TASK DETAILS → Return the listing below exactly, with the pictures dropped.

ENTRIES SUPPLIED →
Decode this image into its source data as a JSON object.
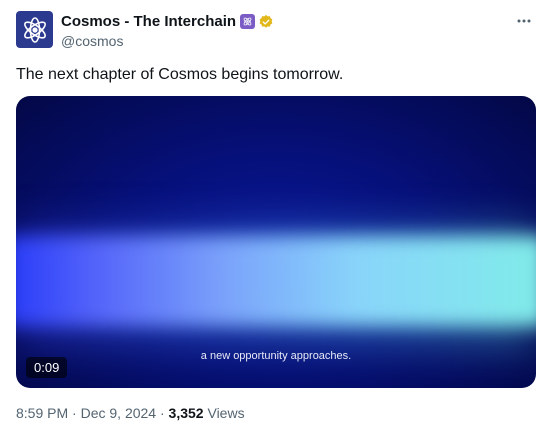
{
  "account": {
    "display_name": "Cosmos - The Interchain",
    "handle": "@cosmos"
  },
  "tweet": {
    "text": "The next chapter of Cosmos begins tomorrow."
  },
  "video": {
    "subtitle": "a new opportunity approaches.",
    "duration": "0:09"
  },
  "meta": {
    "time": "8:59 PM",
    "separator1": "·",
    "date": "Dec 9, 2024",
    "separator2": "·",
    "views_count": "3,352",
    "views_label": "Views"
  },
  "icons": {
    "avatar": "cosmos-atom-logo",
    "affiliate_badge": "atom-icon",
    "verified": "verified-badge-icon",
    "more": "more-options-icon"
  },
  "colors": {
    "avatar_bg": "#2b3a8f",
    "badge_bg": "#7a5cc4",
    "verified_gold": "#e2b719",
    "text_secondary": "#536471"
  }
}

RESPONSE TO THIS EXERCISE →
Decode this image into its source data as a JSON object.
{
  "account": {
    "display_name": "Cosmos - The Interchain",
    "handle": "@cosmos"
  },
  "tweet": {
    "text": "The next chapter of Cosmos begins tomorrow."
  },
  "video": {
    "subtitle": "a new opportunity approaches.",
    "duration": "0:09"
  },
  "meta": {
    "time": "8:59 PM",
    "separator1": "·",
    "date": "Dec 9, 2024",
    "separator2": "·",
    "views_count": "3,352",
    "views_label": "Views"
  },
  "icons": {
    "avatar": "cosmos-atom-logo",
    "affiliate_badge": "atom-icon",
    "verified": "verified-badge-icon",
    "more": "more-options-icon"
  },
  "colors": {
    "avatar_bg": "#2b3a8f",
    "badge_bg": "#7a5cc4",
    "verified_gold": "#e2b719",
    "text_secondary": "#536471"
  }
}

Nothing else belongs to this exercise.